--- BEGIN RECORDS FOR PROCESSING ---
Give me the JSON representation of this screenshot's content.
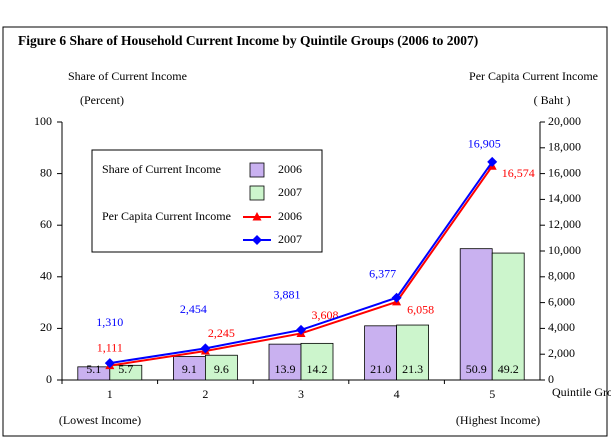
{
  "chart_data": {
    "type": "combo",
    "title": "Figure  6  Share of Household Current Income by Quintile Groups (2006  to 2007)",
    "y_label": "Share of Current Income",
    "y_unit": "(Percent)",
    "y2_label": "Per Capita Current Income",
    "y2_unit": "( Baht )",
    "x_label": "Quintile Groups",
    "annotations": [
      "(Lowest Income)",
      "(Highest Income)"
    ],
    "legend_groups": [
      "Share of Current Income",
      "Per Capita Current Income"
    ],
    "categories": [
      "1",
      "2",
      "3",
      "4",
      "5"
    ],
    "ylim": [
      0,
      100
    ],
    "yticks": [
      0,
      20,
      40,
      60,
      80,
      100
    ],
    "y2lim": [
      0,
      20000
    ],
    "y2ticks": [
      0,
      {
        "value": 2000,
        "label": "2,000"
      },
      {
        "value": 4000,
        "label": "4,000"
      },
      {
        "value": 6000,
        "label": "6,000"
      },
      {
        "value": 8000,
        "label": "8,000"
      },
      {
        "value": 10000,
        "label": "10,000"
      },
      {
        "value": 12000,
        "label": "12,000"
      },
      {
        "value": 14000,
        "label": "14,000"
      },
      {
        "value": 16000,
        "label": "16,000"
      },
      {
        "value": 18000,
        "label": "18,000"
      },
      {
        "value": 20000,
        "label": "20,000"
      }
    ],
    "series": [
      {
        "name": "2006",
        "type": "bar",
        "color": "#c9b1f0",
        "values": [
          5.1,
          9.1,
          13.9,
          21.0,
          50.9
        ],
        "value_labels": [
          "5.1",
          "9.1",
          "13.9",
          "21.0",
          "50.9"
        ]
      },
      {
        "name": "2007",
        "type": "bar",
        "color": "#ccf5cc",
        "values": [
          5.7,
          9.6,
          14.2,
          21.3,
          49.2
        ]
      },
      {
        "name": "2006",
        "type": "line",
        "axis": "y2",
        "color": "#ff0000",
        "marker": "triangle",
        "values": [
          1111,
          2245,
          3608,
          6058,
          16574
        ],
        "value_labels": [
          "1,111",
          "2,245",
          "3,608",
          "6,058",
          "16,574"
        ]
      },
      {
        "name": "2007",
        "type": "line",
        "axis": "y2",
        "color": "#0000ff",
        "marker": "diamond",
        "values": [
          1310,
          2454,
          3881,
          6377,
          16905
        ],
        "value_labels": [
          "1,310",
          "2,454",
          "3,881",
          "6,377",
          "16,905"
        ]
      }
    ]
  }
}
--- END RECORDS FOR PROCESSING ---
* **GIVEN TASK**:
Copy out the data above exactly, except the pictures.

* **RESPONSE TO THIS EXERCISE**:
Give me the JSON representation of this screenshot's content.
{
  "chart_data": {
    "type": "combo",
    "title": "Figure  6  Share of Household Current Income by Quintile Groups (2006  to 2007)",
    "y_label": "Share of Current Income",
    "y_unit": "(Percent)",
    "y2_label": "Per Capita Current Income",
    "y2_unit": "( Baht )",
    "x_label": "Quintile Groups",
    "annotations": [
      "(Lowest Income)",
      "(Highest Income)"
    ],
    "legend_groups": [
      "Share of Current Income",
      "Per Capita Current Income"
    ],
    "categories": [
      "1",
      "2",
      "3",
      "4",
      "5"
    ],
    "ylim": [
      0,
      100
    ],
    "yticks": [
      0,
      20,
      40,
      60,
      80,
      100
    ],
    "y2lim": [
      0,
      20000
    ],
    "y2ticks": [
      0,
      {
        "value": 2000,
        "label": "2,000"
      },
      {
        "value": 4000,
        "label": "4,000"
      },
      {
        "value": 6000,
        "label": "6,000"
      },
      {
        "value": 8000,
        "label": "8,000"
      },
      {
        "value": 10000,
        "label": "10,000"
      },
      {
        "value": 12000,
        "label": "12,000"
      },
      {
        "value": 14000,
        "label": "14,000"
      },
      {
        "value": 16000,
        "label": "16,000"
      },
      {
        "value": 18000,
        "label": "18,000"
      },
      {
        "value": 20000,
        "label": "20,000"
      }
    ],
    "series": [
      {
        "name": "2006",
        "type": "bar",
        "color": "#c9b1f0",
        "values": [
          5.1,
          9.1,
          13.9,
          21.0,
          50.9
        ],
        "value_labels": [
          "5.1",
          "9.1",
          "13.9",
          "21.0",
          "50.9"
        ]
      },
      {
        "name": "2007",
        "type": "bar",
        "color": "#ccf5cc",
        "values": [
          5.7,
          9.6,
          14.2,
          21.3,
          49.2
        ]
      },
      {
        "name": "2006",
        "type": "line",
        "axis": "y2",
        "color": "#ff0000",
        "marker": "triangle",
        "values": [
          1111,
          2245,
          3608,
          6058,
          16574
        ],
        "value_labels": [
          "1,111",
          "2,245",
          "3,608",
          "6,058",
          "16,574"
        ]
      },
      {
        "name": "2007",
        "type": "line",
        "axis": "y2",
        "color": "#0000ff",
        "marker": "diamond",
        "values": [
          1310,
          2454,
          3881,
          6377,
          16905
        ],
        "value_labels": [
          "1,310",
          "2,454",
          "3,881",
          "6,377",
          "16,905"
        ]
      }
    ]
  }
}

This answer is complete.